Instruction »
Copy the records below, replacing every "data-point" with "marker" and keeping everything else the same. Omit the pictures from your copy.

===== Records to process

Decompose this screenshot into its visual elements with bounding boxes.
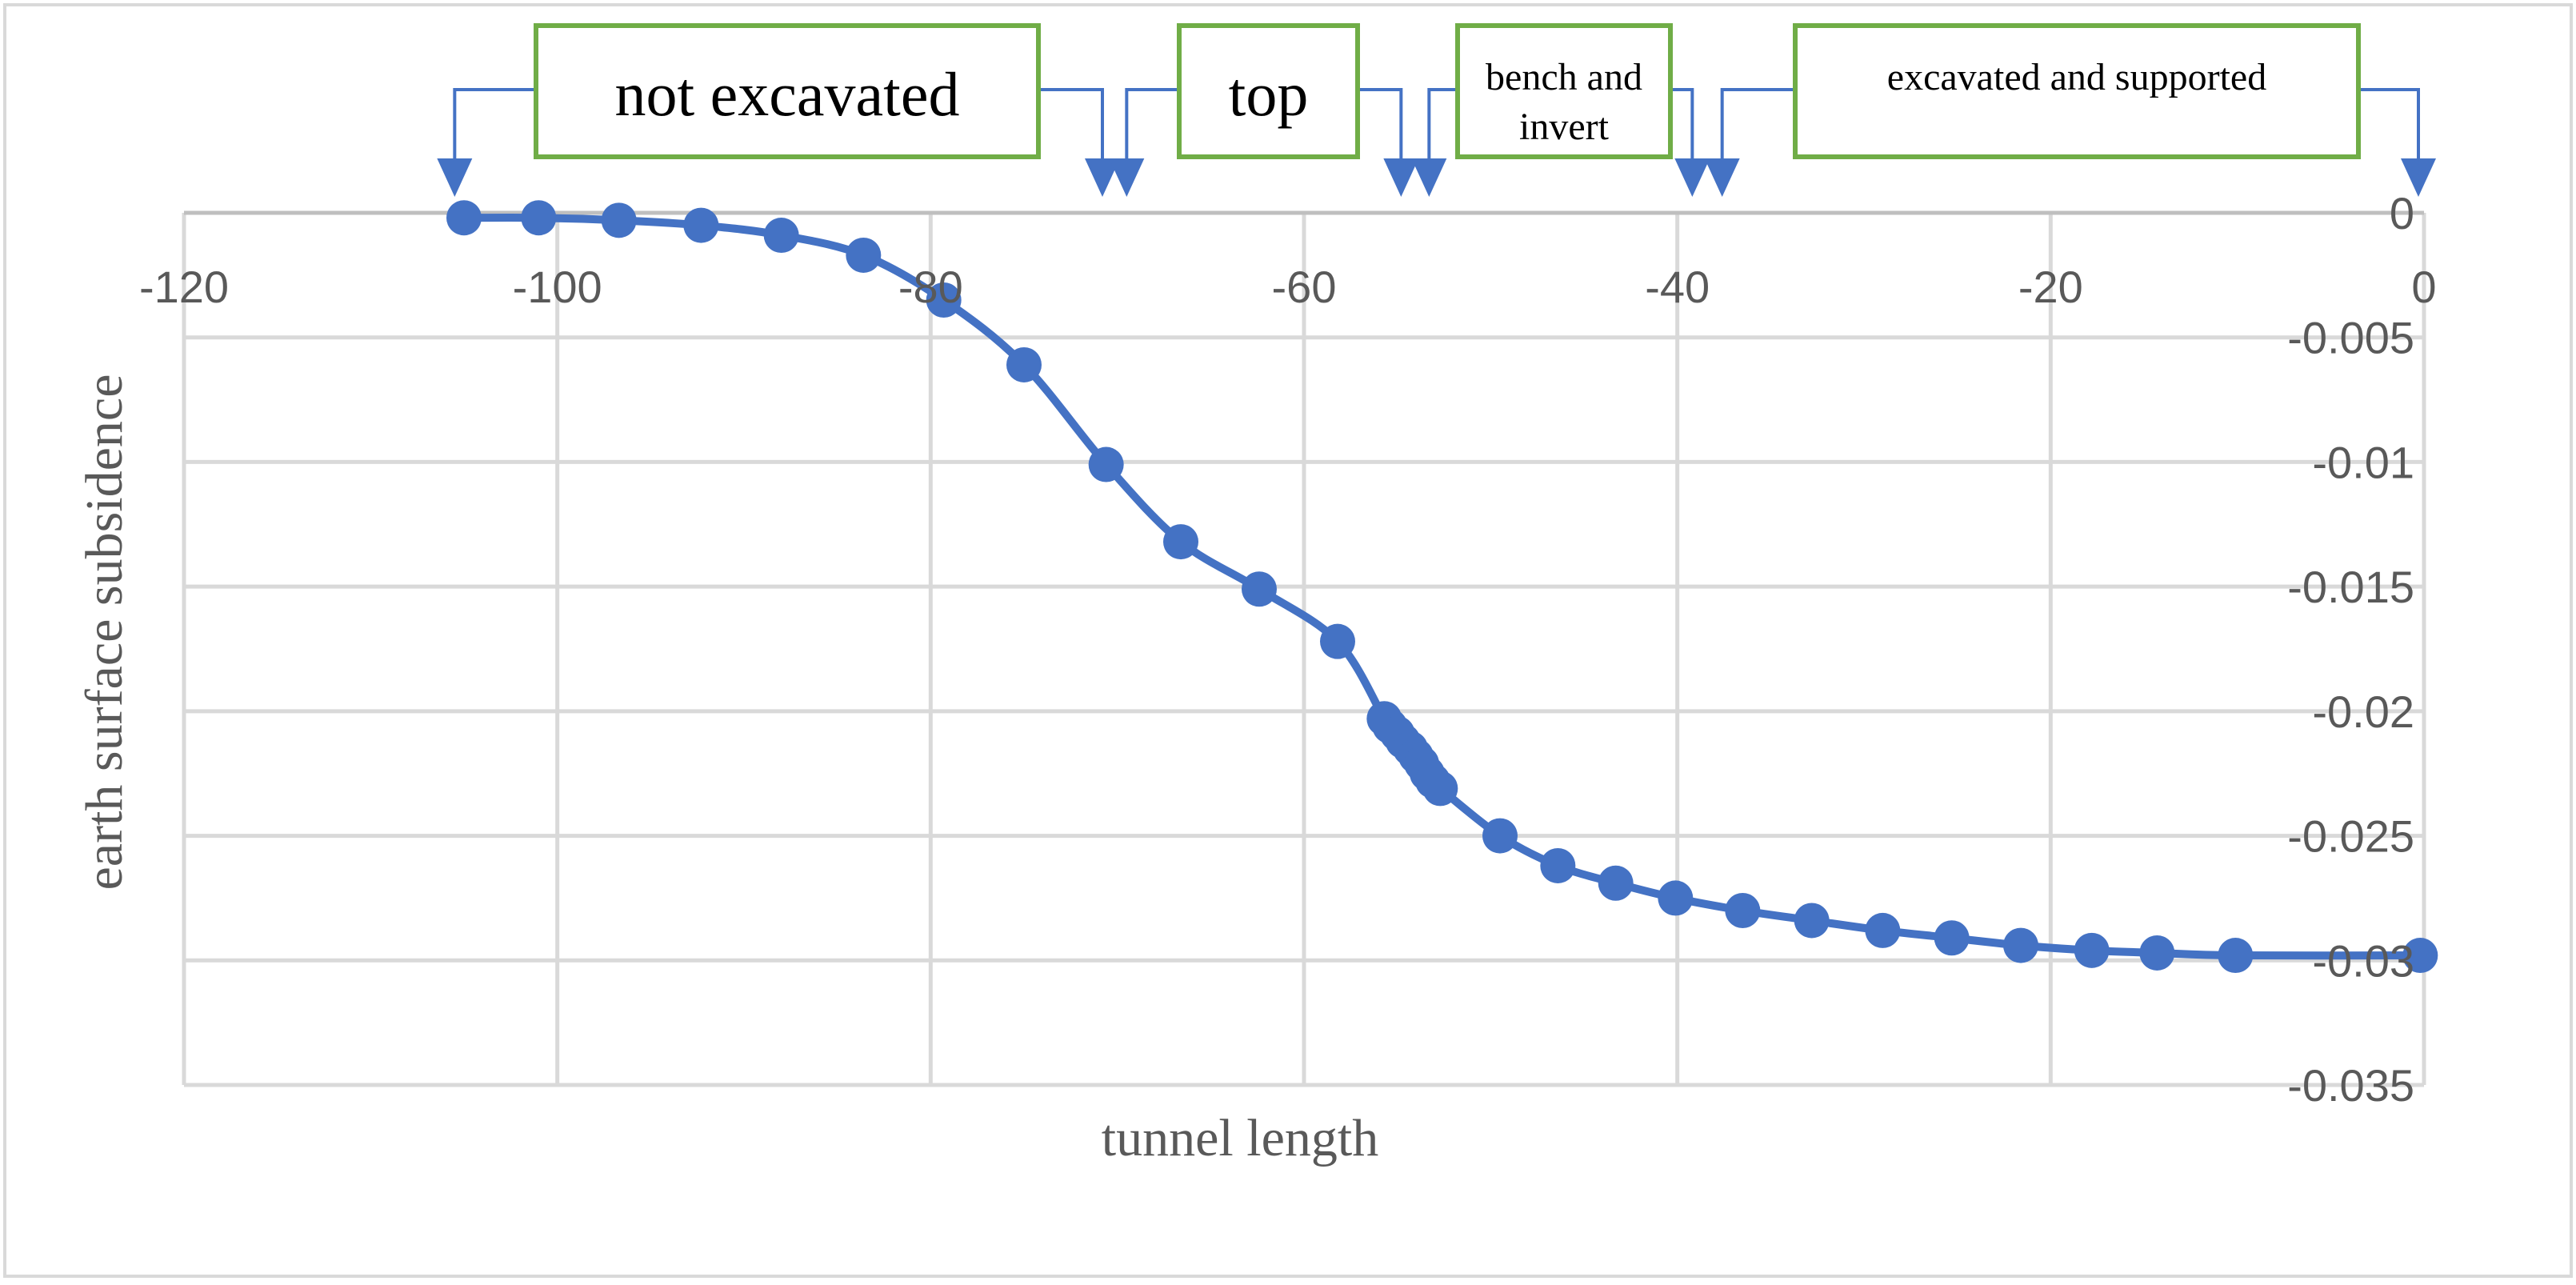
x-tick-label: -100 xyxy=(513,262,602,312)
arrow-down-icon xyxy=(1383,158,1419,197)
data-point xyxy=(1658,880,1694,916)
x-tick-label: -80 xyxy=(898,262,963,312)
stage-annotations: not excavated top bench and invert excavated… xyxy=(437,23,2436,197)
arrow-down-icon xyxy=(437,158,473,197)
y-tick-label: 0 xyxy=(2390,188,2414,238)
x-tick-label: -60 xyxy=(1272,262,1337,312)
bracket-left xyxy=(1427,88,1458,162)
data-point xyxy=(2074,932,2110,968)
y-tick-label: -0.03 xyxy=(2312,935,2414,986)
arrow-down-icon xyxy=(1411,158,1447,197)
y-tick-label: -0.015 xyxy=(2287,562,2414,612)
annotation-box xyxy=(1793,23,2361,159)
data-point xyxy=(1540,847,1576,883)
y-axis-title: earth surface subsidence xyxy=(75,374,134,890)
data-point xyxy=(1163,524,1198,560)
tick-labels: -120 -100 -80 -60 -40 -20 00-0.005-0.01-0.015-… xyxy=(139,188,2437,1111)
series-layer xyxy=(446,200,2438,974)
data-point xyxy=(1320,623,1355,659)
x-tick-label: -20 xyxy=(2018,262,2083,312)
arrow-down-icon xyxy=(2401,158,2436,197)
bracket-right xyxy=(1358,88,1403,162)
x-tick-label: 0 xyxy=(2411,262,2436,312)
annotation-label: bench and invert xyxy=(1486,56,1642,148)
y-tick-label: -0.025 xyxy=(2287,811,2414,862)
arrow-down-icon xyxy=(1704,158,1740,197)
bracket-left xyxy=(453,88,536,162)
data-point xyxy=(1794,903,1830,939)
data-point xyxy=(2003,927,2038,963)
data-point xyxy=(1482,818,1518,854)
x-tick-label: -120 xyxy=(139,262,229,312)
annotation-label: top xyxy=(1229,59,1309,129)
x-axis-title: tunnel length xyxy=(1102,1109,1378,1167)
data-point xyxy=(1242,571,1277,607)
annotation-box xyxy=(1177,23,1360,159)
annotation-label: excavated and supported xyxy=(1887,56,2266,98)
data-point xyxy=(601,202,637,238)
stage-annotation: top xyxy=(1109,23,1419,197)
data-point xyxy=(1865,912,1901,948)
data-point xyxy=(2402,938,2438,974)
annotation-box xyxy=(1455,23,1673,159)
arrow-down-icon xyxy=(1109,158,1145,197)
data-point xyxy=(1934,920,1970,956)
data-point xyxy=(521,200,557,236)
data-point xyxy=(846,237,882,273)
bracket-right xyxy=(1670,88,1694,162)
data-point xyxy=(1422,771,1458,807)
bracket-right xyxy=(2358,88,2420,162)
arrow-down-icon xyxy=(1674,158,1710,197)
bracket-right xyxy=(1038,88,1104,162)
data-point xyxy=(1006,346,1042,382)
arrow-down-icon xyxy=(1085,158,1120,197)
data-point xyxy=(683,207,719,243)
y-tick-label: -0.005 xyxy=(2287,313,2414,363)
stage-annotation: excavated and supported xyxy=(1704,23,2436,197)
stage-annotation: bench and invert xyxy=(1411,23,1710,197)
data-point xyxy=(2218,938,2254,974)
data-point xyxy=(763,218,799,254)
data-point xyxy=(2139,935,2175,971)
annotation-box xyxy=(534,23,1041,159)
data-point xyxy=(1725,893,1761,928)
bracket-left xyxy=(1720,88,1795,162)
stage-annotation: not excavated xyxy=(437,23,1120,197)
x-tick-label: -40 xyxy=(1645,262,1710,312)
chart-frame xyxy=(3,3,2573,1278)
data-point xyxy=(446,200,482,236)
data-point xyxy=(926,282,962,318)
y-tick-label: -0.035 xyxy=(2287,1060,2414,1111)
y-tick-label: -0.02 xyxy=(2312,687,2414,737)
bracket-left xyxy=(1125,88,1179,162)
data-point xyxy=(1598,865,1634,901)
annotation-label: not excavated xyxy=(615,59,960,129)
y-tick-label: -0.01 xyxy=(2312,437,2414,487)
data-point xyxy=(1088,446,1124,482)
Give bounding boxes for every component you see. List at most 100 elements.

==========

Correct answer »
Decompose this screenshot into its visual elements with bounding boxes.
x-tick-label: -100 xyxy=(513,262,602,312)
arrow-down-icon xyxy=(1383,158,1419,197)
marker xyxy=(1658,880,1694,916)
x-tick-label: -80 xyxy=(898,262,963,312)
stage-annotations: not excavated top bench and invert excavated… xyxy=(437,23,2436,197)
arrow-down-icon xyxy=(437,158,473,197)
y-tick-label: 0 xyxy=(2390,188,2414,238)
x-tick-label: -60 xyxy=(1272,262,1337,312)
bracket-left xyxy=(1427,88,1458,162)
marker xyxy=(2074,932,2110,968)
y-tick-label: -0.03 xyxy=(2312,935,2414,986)
arrow-down-icon xyxy=(1411,158,1447,197)
y-tick-label: -0.015 xyxy=(2287,562,2414,612)
annotation-box xyxy=(1793,23,2361,159)
marker xyxy=(1540,847,1576,883)
y-axis-title: earth surface subsidence xyxy=(75,374,134,890)
marker xyxy=(1163,524,1198,560)
tick-labels: -120 -100 -80 -60 -40 -20 00-0.005-0.01-0.015-… xyxy=(139,188,2437,1111)
series-layer xyxy=(446,200,2438,974)
marker xyxy=(1320,623,1355,659)
x-tick-label: -20 xyxy=(2018,262,2083,312)
arrow-down-icon xyxy=(2401,158,2436,197)
bracket-right xyxy=(1358,88,1403,162)
x-tick-label: 0 xyxy=(2411,262,2436,312)
annotation-label: bench and invert xyxy=(1486,56,1642,148)
y-tick-label: -0.025 xyxy=(2287,811,2414,862)
arrow-down-icon xyxy=(1704,158,1740,197)
bracket-left xyxy=(453,88,536,162)
marker xyxy=(1794,903,1830,939)
marker xyxy=(2003,927,2038,963)
marker xyxy=(1482,818,1518,854)
x-tick-label: -120 xyxy=(139,262,229,312)
annotation-label: top xyxy=(1229,59,1309,129)
x-axis-title: tunnel length xyxy=(1102,1109,1378,1167)
marker xyxy=(1242,571,1277,607)
annotation-box xyxy=(1177,23,1360,159)
annotation-label: excavated and supported xyxy=(1887,56,2266,98)
marker xyxy=(601,202,637,238)
stage-annotation: top xyxy=(1109,23,1419,197)
marker xyxy=(1865,912,1901,948)
marker xyxy=(2402,938,2438,974)
annotation-box xyxy=(1455,23,1673,159)
arrow-down-icon xyxy=(1109,158,1145,197)
marker xyxy=(1934,920,1970,956)
marker xyxy=(521,200,557,236)
marker xyxy=(846,237,882,273)
bracket-right xyxy=(1670,88,1694,162)
marker xyxy=(1422,771,1458,807)
bracket-right xyxy=(2358,88,2420,162)
arrow-down-icon xyxy=(1674,158,1710,197)
bracket-right xyxy=(1038,88,1104,162)
marker xyxy=(1006,346,1042,382)
arrow-down-icon xyxy=(1085,158,1120,197)
marker xyxy=(683,207,719,243)
y-tick-label: -0.005 xyxy=(2287,313,2414,363)
stage-annotation: excavated and supported xyxy=(1704,23,2436,197)
stage-annotation: bench and invert xyxy=(1411,23,1710,197)
marker xyxy=(2218,938,2254,974)
marker xyxy=(763,218,799,254)
marker xyxy=(2139,935,2175,971)
annotation-box xyxy=(534,23,1041,159)
marker xyxy=(1725,893,1761,928)
bracket-left xyxy=(1720,88,1795,162)
stage-annotation: not excavated xyxy=(437,23,1120,197)
x-tick-label: -40 xyxy=(1645,262,1710,312)
chart-frame xyxy=(3,3,2573,1278)
marker xyxy=(446,200,482,236)
marker xyxy=(926,282,962,318)
y-tick-label: -0.035 xyxy=(2287,1060,2414,1111)
y-tick-label: -0.02 xyxy=(2312,687,2414,737)
bracket-left xyxy=(1125,88,1179,162)
marker xyxy=(1598,865,1634,901)
annotation-label: not excavated xyxy=(615,59,960,129)
y-tick-label: -0.01 xyxy=(2312,437,2414,487)
marker xyxy=(1088,446,1124,482)
Give bounding boxes for every component you see. List at most 100 elements.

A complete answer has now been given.